> _Objective_
Reproduce each line of the listing exactly.

> _Given entries_

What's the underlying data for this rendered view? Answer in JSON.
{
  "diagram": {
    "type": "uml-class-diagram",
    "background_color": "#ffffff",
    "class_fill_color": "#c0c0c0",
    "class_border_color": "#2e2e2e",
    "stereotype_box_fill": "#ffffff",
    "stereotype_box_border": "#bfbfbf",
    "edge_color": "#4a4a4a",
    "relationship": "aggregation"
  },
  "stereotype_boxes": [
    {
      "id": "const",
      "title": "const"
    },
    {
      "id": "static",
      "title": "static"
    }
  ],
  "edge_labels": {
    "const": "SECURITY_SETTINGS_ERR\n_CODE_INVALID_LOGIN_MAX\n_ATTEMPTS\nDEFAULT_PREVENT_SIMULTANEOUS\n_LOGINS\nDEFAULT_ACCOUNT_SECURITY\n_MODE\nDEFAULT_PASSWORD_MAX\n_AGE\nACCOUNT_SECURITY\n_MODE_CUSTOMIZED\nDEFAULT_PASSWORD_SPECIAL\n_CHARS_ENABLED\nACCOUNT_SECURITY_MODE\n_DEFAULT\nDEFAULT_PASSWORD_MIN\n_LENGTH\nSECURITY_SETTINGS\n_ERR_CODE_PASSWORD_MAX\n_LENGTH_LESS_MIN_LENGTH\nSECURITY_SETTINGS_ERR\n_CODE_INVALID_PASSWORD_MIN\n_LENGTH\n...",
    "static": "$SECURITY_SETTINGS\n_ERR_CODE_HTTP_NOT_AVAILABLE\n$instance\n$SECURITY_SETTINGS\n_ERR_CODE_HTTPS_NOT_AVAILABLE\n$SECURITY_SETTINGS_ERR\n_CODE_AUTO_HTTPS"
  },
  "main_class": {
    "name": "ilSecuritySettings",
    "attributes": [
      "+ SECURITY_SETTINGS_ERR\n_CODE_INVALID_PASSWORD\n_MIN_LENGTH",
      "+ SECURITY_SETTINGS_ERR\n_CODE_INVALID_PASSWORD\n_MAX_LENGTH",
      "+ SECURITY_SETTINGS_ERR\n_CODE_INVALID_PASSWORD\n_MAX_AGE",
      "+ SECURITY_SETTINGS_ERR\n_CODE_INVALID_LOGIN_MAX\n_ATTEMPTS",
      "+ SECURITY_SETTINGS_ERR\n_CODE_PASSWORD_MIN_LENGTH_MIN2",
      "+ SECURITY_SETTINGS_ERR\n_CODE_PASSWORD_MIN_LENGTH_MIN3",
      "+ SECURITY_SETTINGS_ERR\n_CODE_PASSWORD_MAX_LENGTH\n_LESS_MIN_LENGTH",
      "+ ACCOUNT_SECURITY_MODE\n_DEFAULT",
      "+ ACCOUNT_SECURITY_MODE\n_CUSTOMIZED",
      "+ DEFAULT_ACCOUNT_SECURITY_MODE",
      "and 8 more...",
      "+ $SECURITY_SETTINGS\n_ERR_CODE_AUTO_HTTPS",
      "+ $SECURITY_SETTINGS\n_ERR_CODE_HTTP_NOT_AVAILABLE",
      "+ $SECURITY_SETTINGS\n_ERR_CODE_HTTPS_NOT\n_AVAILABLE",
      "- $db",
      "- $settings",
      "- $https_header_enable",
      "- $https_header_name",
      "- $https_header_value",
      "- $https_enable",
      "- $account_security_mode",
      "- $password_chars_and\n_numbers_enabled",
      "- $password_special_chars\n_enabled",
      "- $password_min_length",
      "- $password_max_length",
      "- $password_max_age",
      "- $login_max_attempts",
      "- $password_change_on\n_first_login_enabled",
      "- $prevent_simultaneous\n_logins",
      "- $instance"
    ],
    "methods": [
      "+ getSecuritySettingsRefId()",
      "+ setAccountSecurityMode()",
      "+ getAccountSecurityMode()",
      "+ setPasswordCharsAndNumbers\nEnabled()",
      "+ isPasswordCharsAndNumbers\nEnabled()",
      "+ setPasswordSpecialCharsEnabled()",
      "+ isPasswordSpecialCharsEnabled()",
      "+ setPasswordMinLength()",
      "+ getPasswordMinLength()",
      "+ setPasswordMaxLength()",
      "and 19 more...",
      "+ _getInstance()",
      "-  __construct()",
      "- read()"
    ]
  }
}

> _Output below_
What's the underlying data for this rendered view? Answer in JSON.
{
  "diagram": {
    "type": "uml-class-diagram",
    "background_color": "#ffffff",
    "class_fill_color": "#c0c0c0",
    "class_border_color": "#2e2e2e",
    "stereotype_box_fill": "#ffffff",
    "stereotype_box_border": "#bfbfbf",
    "edge_color": "#4a4a4a",
    "relationship": "aggregation"
  },
  "stereotype_boxes": [
    {
      "id": "const",
      "title": "const"
    },
    {
      "id": "static",
      "title": "static"
    }
  ],
  "edge_labels": {
    "const": "SECURITY_SETTINGS_ERR\n_CODE_INVALID_LOGIN_MAX\n_ATTEMPTS\nDEFAULT_PREVENT_SIMULTANEOUS\n_LOGINS\nDEFAULT_ACCOUNT_SECURITY\n_MODE\nDEFAULT_PASSWORD_MAX\n_AGE\nACCOUNT_SECURITY\n_MODE_CUSTOMIZED\nDEFAULT_PASSWORD_SPECIAL\n_CHARS_ENABLED\nACCOUNT_SECURITY_MODE\n_DEFAULT\nDEFAULT_PASSWORD_MIN\n_LENGTH\nSECURITY_SETTINGS\n_ERR_CODE_PASSWORD_MAX\n_LENGTH_LESS_MIN_LENGTH\nSECURITY_SETTINGS_ERR\n_CODE_INVALID_PASSWORD_MIN\n_LENGTH\n...",
    "static": "$SECURITY_SETTINGS\n_ERR_CODE_HTTP_NOT_AVAILABLE\n$instance\n$SECURITY_SETTINGS\n_ERR_CODE_HTTPS_NOT_AVAILABLE\n$SECURITY_SETTINGS_ERR\n_CODE_AUTO_HTTPS"
  },
  "main_class": {
    "name": "ilSecuritySettings",
    "attributes": [
      "+ SECURITY_SETTINGS_ERR\n_CODE_INVALID_PASSWORD\n_MIN_LENGTH",
      "+ SECURITY_SETTINGS_ERR\n_CODE_INVALID_PASSWORD\n_MAX_LENGTH",
      "+ SECURITY_SETTINGS_ERR\n_CODE_INVALID_PASSWORD\n_MAX_AGE",
      "+ SECURITY_SETTINGS_ERR\n_CODE_INVALID_LOGIN_MAX\n_ATTEMPTS",
      "+ SECURITY_SETTINGS_ERR\n_CODE_PASSWORD_MIN_LENGTH_MIN2",
      "+ SECURITY_SETTINGS_ERR\n_CODE_PASSWORD_MIN_LENGTH_MIN3",
      "+ SECURITY_SETTINGS_ERR\n_CODE_PASSWORD_MAX_LENGTH\n_LESS_MIN_LENGTH",
      "+ ACCOUNT_SECURITY_MODE\n_DEFAULT",
      "+ ACCOUNT_SECURITY_MODE\n_CUSTOMIZED",
      "+ DEFAULT_ACCOUNT_SECURITY_MODE",
      "and 8 more...",
      "+ $SECURITY_SETTINGS\n_ERR_CODE_AUTO_HTTPS",
      "+ $SECURITY_SETTINGS\n_ERR_CODE_HTTP_NOT_AVAILABLE",
      "+ $SECURITY_SETTINGS\n_ERR_CODE_HTTPS_NOT\n_AVAILABLE",
      "- $db",
      "- $settings",
      "- $https_header_enable",
      "- $https_header_name",
      "- $https_header_value",
      "- $https_enable",
      "- $account_security_mode",
      "- $password_chars_and\n_numbers_enabled",
      "- $password_special_chars\n_enabled",
      "- $password_min_length",
      "- $password_max_length",
      "- $password_max_age",
      "- $login_max_attempts",
      "- $password_change_on\n_first_login_enabled",
      "- $prevent_simultaneous\n_logins",
      "- $instance"
    ],
    "methods": [
      "+ getSecuritySettingsRefId()",
      "+ setAccountSecurityMode()",
      "+ getAccountSecurityMode()",
      "+ setPasswordCharsAndNumbers\nEnabled()",
      "+ isPasswordCharsAndNumbers\nEnabled()",
      "+ setPasswordSpecialCharsEnabled()",
      "+ isPasswordSpecialCharsEnabled()",
      "+ setPasswordMinLength()",
      "+ getPasswordMinLength()",
      "+ setPasswordMaxLength()",
      "and 19 more...",
      "+ _getInstance()",
      "-  __construct()",
      "- read()"
    ]
  }
}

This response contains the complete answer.